Skip the pictures. Repeat everything else in the records word for word.

___ GIVEN RECORDS ___

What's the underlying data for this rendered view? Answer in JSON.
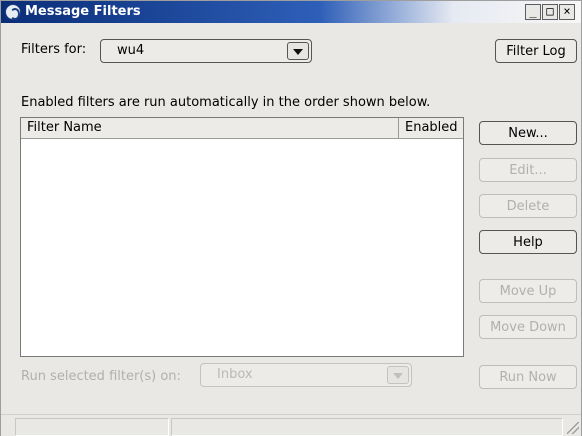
{
  "window": {
    "title": "Message Filters",
    "controls": {
      "minimize": "_",
      "maximize": "□",
      "close": "×"
    }
  },
  "filters_for": {
    "label": "Filters for:",
    "value": "wu4"
  },
  "filter_log_button": "Filter Log",
  "description": "Enabled filters are run automatically in the order shown below.",
  "table": {
    "columns": [
      "Filter Name",
      "Enabled"
    ],
    "rows": []
  },
  "side_buttons": {
    "new": "New...",
    "edit": "Edit...",
    "delete": "Delete",
    "help": "Help",
    "move_up": "Move Up",
    "move_down": "Move Down"
  },
  "run_selected": {
    "label": "Run selected filter(s) on:",
    "folder": "Inbox",
    "run_now": "Run Now"
  },
  "colors": {
    "title_gradient_start": "#0a2d78",
    "title_gradient_end": "#f7f7f7",
    "window_bg": "#e9e8e5",
    "disabled_text": "#b0b0b0"
  }
}
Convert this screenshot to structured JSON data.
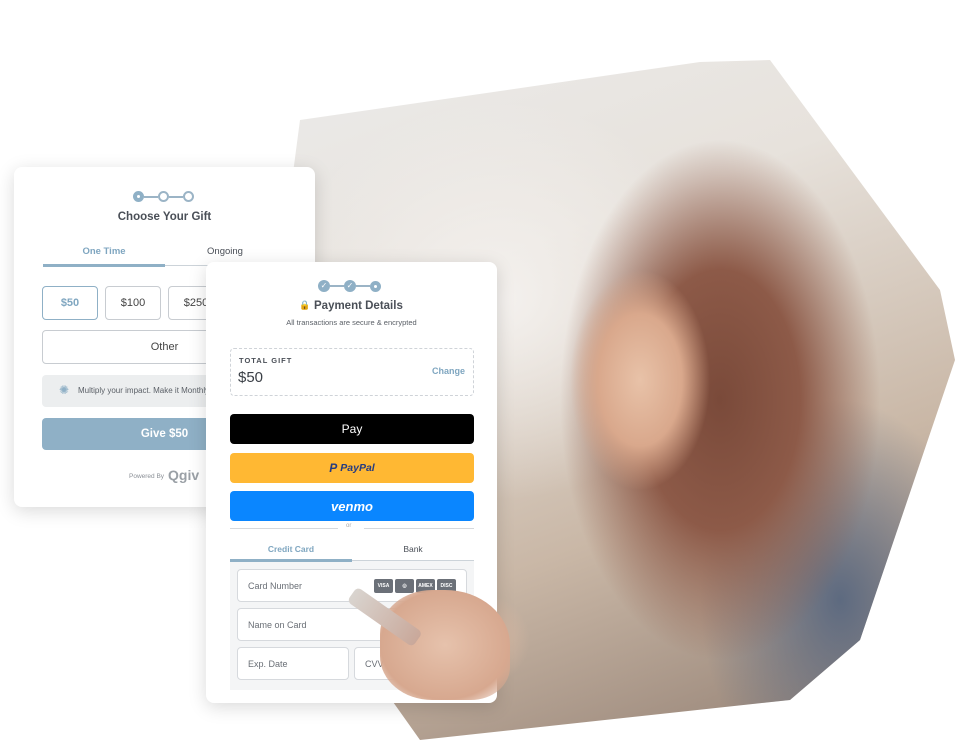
{
  "gift_card": {
    "title": "Choose Your Gift",
    "tabs": [
      "One Time",
      "Ongoing"
    ],
    "amounts": [
      "$50",
      "$100",
      "$250"
    ],
    "other": "Other",
    "tip": "Multiply your impact. Make it Monthly",
    "give_button": "Give $50",
    "powered_by": "Powered By",
    "brand": "qgiv"
  },
  "payment_card": {
    "title": "Payment Details",
    "subtitle": "All transactions are secure & encrypted",
    "total_label": "TOTAL GIFT",
    "total_value": "$50",
    "change_link": "Change",
    "apple_pay": "Pay",
    "paypal": "PayPal",
    "venmo": "venmo",
    "divider": "or",
    "tabs": [
      "Credit Card",
      "Bank"
    ],
    "fields": {
      "card_number": "Card Number",
      "name": "Name on Card",
      "exp": "Exp. Date",
      "cvv": "CVV"
    },
    "card_brands": [
      "VISA",
      "MC",
      "AMEX",
      "DISCOVER"
    ]
  },
  "colors": {
    "accent": "#8fb0c6",
    "apple": "#000000",
    "paypal": "#ffb833",
    "venmo": "#0a86ff"
  }
}
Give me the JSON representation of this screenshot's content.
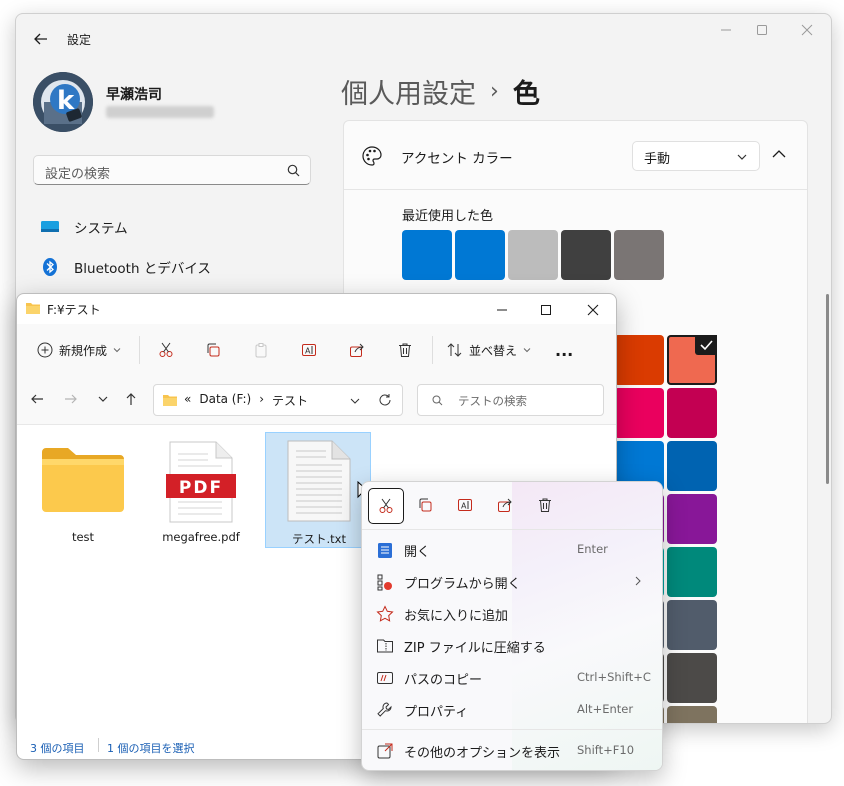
{
  "settings": {
    "title": "設定",
    "user_name": "早瀬浩司",
    "search_placeholder": "設定の検索",
    "nav": [
      {
        "label": "システム"
      },
      {
        "label": "Bluetooth とデバイス"
      }
    ],
    "breadcrumb_parent": "個人用設定",
    "breadcrumb_sep": "›",
    "breadcrumb_current": "色",
    "accent_label": "アクセント カラー",
    "accent_mode": "手動",
    "recent_label": "最近使用した色",
    "recent_colors": [
      "#0078d4",
      "#0078d4",
      "#bcbcbc",
      "#404040",
      "#7a7574"
    ],
    "palette_colors": [
      [
        "#da3b01",
        "#ef6950"
      ],
      [
        "#ea005e",
        "#c30052"
      ],
      [
        "#0078d4",
        "#0063b1"
      ],
      [
        "#881798",
        "#881798"
      ],
      [
        "#00a0a0",
        "#00897b"
      ],
      [
        "#515c6b",
        "#515c6b"
      ],
      [
        "#4c4a48",
        "#4c4a48"
      ],
      [
        "#7e735f",
        "#7e735f"
      ]
    ],
    "selected_color": "#ef6950"
  },
  "explorer": {
    "title": "F:¥テスト",
    "toolbar": {
      "new_label": "新規作成",
      "sort_label": "並べ替え",
      "more_label": "..."
    },
    "address": {
      "prefix": "«",
      "drive": "Data (F:)",
      "sep": "›",
      "folder": "テスト"
    },
    "search_placeholder": "テストの検索",
    "files": [
      {
        "name": "test",
        "type": "folder"
      },
      {
        "name": "megafree.pdf",
        "type": "pdf",
        "badge": "PDF"
      },
      {
        "name": "テスト.txt",
        "type": "text",
        "selected": true
      }
    ],
    "status_count": "3 個の項目",
    "status_selected": "1 個の項目を選択"
  },
  "context_menu": {
    "items": [
      {
        "label": "開く",
        "shortcut": "Enter",
        "icon": "notepad-icon"
      },
      {
        "label": "プログラムから開く",
        "shortcut": "",
        "icon": "open-with-icon",
        "submenu": true
      },
      {
        "label": "お気に入りに追加",
        "shortcut": "",
        "icon": "star-icon"
      },
      {
        "label": "ZIP ファイルに圧縮する",
        "shortcut": "",
        "icon": "zip-folder-icon"
      },
      {
        "label": "パスのコピー",
        "shortcut": "Ctrl+Shift+C",
        "icon": "copy-path-icon"
      },
      {
        "label": "プロパティ",
        "shortcut": "Alt+Enter",
        "icon": "wrench-icon"
      }
    ],
    "more_options": {
      "label": "その他のオプションを表示",
      "shortcut": "Shift+F10",
      "icon": "more-options-icon"
    }
  },
  "colors": {
    "accent": "#0078d4",
    "selection": "#cce4f7",
    "folder_yellow": "#f8c44e",
    "pdf_red": "#d32027"
  }
}
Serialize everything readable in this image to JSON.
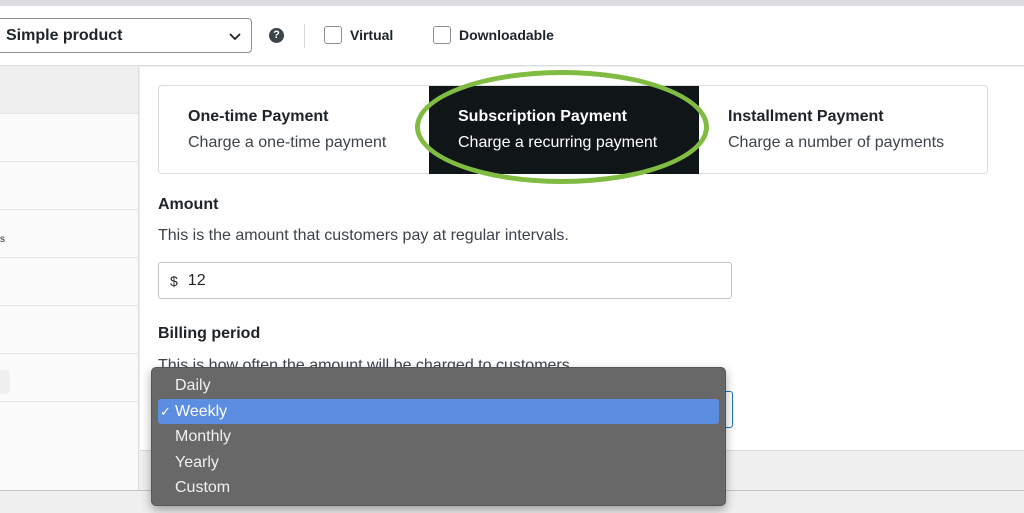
{
  "toolbar": {
    "product_type": "Simple product",
    "help_glyph": "?",
    "virtual_label": "Virtual",
    "downloadable_label": "Downloadable"
  },
  "sidebar": {
    "mark": "s"
  },
  "payment_types": [
    {
      "title": "One-time Payment",
      "description": "Charge a one-time payment",
      "selected": false
    },
    {
      "title": "Subscription Payment",
      "description": "Charge a recurring payment",
      "selected": true
    },
    {
      "title": "Installment Payment",
      "description": "Charge a number of payments",
      "selected": false
    }
  ],
  "amount": {
    "label": "Amount",
    "help": "This is the amount that customers pay at regular intervals.",
    "currency": "$",
    "value": "12"
  },
  "billing_period": {
    "label": "Billing period",
    "help": "This is how often the amount will be charged to customers.",
    "options": [
      "Daily",
      "Weekly",
      "Monthly",
      "Yearly",
      "Custom"
    ],
    "selected": "Weekly",
    "check_glyph": "✓"
  },
  "colors": {
    "highlight_ring": "#7fbc41",
    "selected_tab_bg": "#101517",
    "dropdown_bg": "#686868",
    "dropdown_selected": "#5b8de0",
    "focus_border": "#2271b1"
  }
}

___

> **SOLUTION**
What's the underlying data for this rendered view? Answer in JSON.
{
  "window": {
    "title": "Message Filters",
    "controls": {
      "minimize": "_",
      "maximize": "□",
      "close": "×"
    }
  },
  "filters_for": {
    "label": "Filters for:",
    "value": "wu4"
  },
  "filter_log_button": "Filter Log",
  "description": "Enabled filters are run automatically in the order shown below.",
  "table": {
    "columns": [
      "Filter Name",
      "Enabled"
    ],
    "rows": []
  },
  "side_buttons": {
    "new": "New...",
    "edit": "Edit...",
    "delete": "Delete",
    "help": "Help",
    "move_up": "Move Up",
    "move_down": "Move Down"
  },
  "run_selected": {
    "label": "Run selected filter(s) on:",
    "folder": "Inbox",
    "run_now": "Run Now"
  },
  "colors": {
    "title_gradient_start": "#0a2d78",
    "title_gradient_end": "#f7f7f7",
    "window_bg": "#e9e8e5",
    "disabled_text": "#b0b0b0"
  }
}
Convert this screenshot to structured JSON data.
{
  "gift_card": {
    "title": "Choose Your Gift",
    "tabs": [
      "One Time",
      "Ongoing"
    ],
    "amounts": [
      "$50",
      "$100",
      "$250"
    ],
    "other": "Other",
    "tip": "Multiply your impact. Make it Monthly",
    "give_button": "Give $50",
    "powered_by": "Powered By",
    "brand": "qgiv"
  },
  "payment_card": {
    "title": "Payment Details",
    "subtitle": "All transactions are secure & encrypted",
    "total_label": "TOTAL GIFT",
    "total_value": "$50",
    "change_link": "Change",
    "apple_pay": "Pay",
    "paypal": "PayPal",
    "venmo": "venmo",
    "divider": "or",
    "tabs": [
      "Credit Card",
      "Bank"
    ],
    "fields": {
      "card_number": "Card Number",
      "name": "Name on Card",
      "exp": "Exp. Date",
      "cvv": "CVV"
    },
    "card_brands": [
      "VISA",
      "MC",
      "AMEX",
      "DISCOVER"
    ]
  },
  "colors": {
    "accent": "#8fb0c6",
    "apple": "#000000",
    "paypal": "#ffb833",
    "venmo": "#0a86ff"
  }
}
Give me the JSON representation of this screenshot's content.
{
  "settings": {
    "title": "設定",
    "user_name": "早瀬浩司",
    "search_placeholder": "設定の検索",
    "nav": [
      {
        "label": "システム"
      },
      {
        "label": "Bluetooth とデバイス"
      }
    ],
    "breadcrumb_parent": "個人用設定",
    "breadcrumb_sep": "›",
    "breadcrumb_current": "色",
    "accent_label": "アクセント カラー",
    "accent_mode": "手動",
    "recent_label": "最近使用した色",
    "recent_colors": [
      "#0078d4",
      "#0078d4",
      "#bcbcbc",
      "#404040",
      "#7a7574"
    ],
    "palette_colors": [
      [
        "#da3b01",
        "#ef6950"
      ],
      [
        "#ea005e",
        "#c30052"
      ],
      [
        "#0078d4",
        "#0063b1"
      ],
      [
        "#881798",
        "#881798"
      ],
      [
        "#00a0a0",
        "#00897b"
      ],
      [
        "#515c6b",
        "#515c6b"
      ],
      [
        "#4c4a48",
        "#4c4a48"
      ],
      [
        "#7e735f",
        "#7e735f"
      ]
    ],
    "selected_color": "#ef6950"
  },
  "explorer": {
    "title": "F:¥テスト",
    "toolbar": {
      "new_label": "新規作成",
      "sort_label": "並べ替え",
      "more_label": "..."
    },
    "address": {
      "prefix": "«",
      "drive": "Data (F:)",
      "sep": "›",
      "folder": "テスト"
    },
    "search_placeholder": "テストの検索",
    "files": [
      {
        "name": "test",
        "type": "folder"
      },
      {
        "name": "megafree.pdf",
        "type": "pdf",
        "badge": "PDF"
      },
      {
        "name": "テスト.txt",
        "type": "text",
        "selected": true
      }
    ],
    "status_count": "3 個の項目",
    "status_selected": "1 個の項目を選択"
  },
  "context_menu": {
    "items": [
      {
        "label": "開く",
        "shortcut": "Enter",
        "icon": "notepad-icon"
      },
      {
        "label": "プログラムから開く",
        "shortcut": "",
        "icon": "open-with-icon",
        "submenu": true
      },
      {
        "label": "お気に入りに追加",
        "shortcut": "",
        "icon": "star-icon"
      },
      {
        "label": "ZIP ファイルに圧縮する",
        "shortcut": "",
        "icon": "zip-folder-icon"
      },
      {
        "label": "パスのコピー",
        "shortcut": "Ctrl+Shift+C",
        "icon": "copy-path-icon"
      },
      {
        "label": "プロパティ",
        "shortcut": "Alt+Enter",
        "icon": "wrench-icon"
      }
    ],
    "more_options": {
      "label": "その他のオプションを表示",
      "shortcut": "Shift+F10",
      "icon": "more-options-icon"
    }
  },
  "colors": {
    "accent": "#0078d4",
    "selection": "#cce4f7",
    "folder_yellow": "#f8c44e",
    "pdf_red": "#d32027"
  }
}
Serialize everything readable in this image to JSON.
{
  "toolbar": {
    "product_type": "Simple product",
    "help_glyph": "?",
    "virtual_label": "Virtual",
    "downloadable_label": "Downloadable"
  },
  "sidebar": {
    "mark": "s"
  },
  "payment_types": [
    {
      "title": "One-time Payment",
      "description": "Charge a one-time payment",
      "selected": false
    },
    {
      "title": "Subscription Payment",
      "description": "Charge a recurring payment",
      "selected": true
    },
    {
      "title": "Installment Payment",
      "description": "Charge a number of payments",
      "selected": false
    }
  ],
  "amount": {
    "label": "Amount",
    "help": "This is the amount that customers pay at regular intervals.",
    "currency": "$",
    "value": "12"
  },
  "billing_period": {
    "label": "Billing period",
    "help": "This is how often the amount will be charged to customers.",
    "options": [
      "Daily",
      "Weekly",
      "Monthly",
      "Yearly",
      "Custom"
    ],
    "selected": "Weekly",
    "check_glyph": "✓"
  },
  "colors": {
    "highlight_ring": "#7fbc41",
    "selected_tab_bg": "#101517",
    "dropdown_bg": "#686868",
    "dropdown_selected": "#5b8de0",
    "focus_border": "#2271b1"
  }
}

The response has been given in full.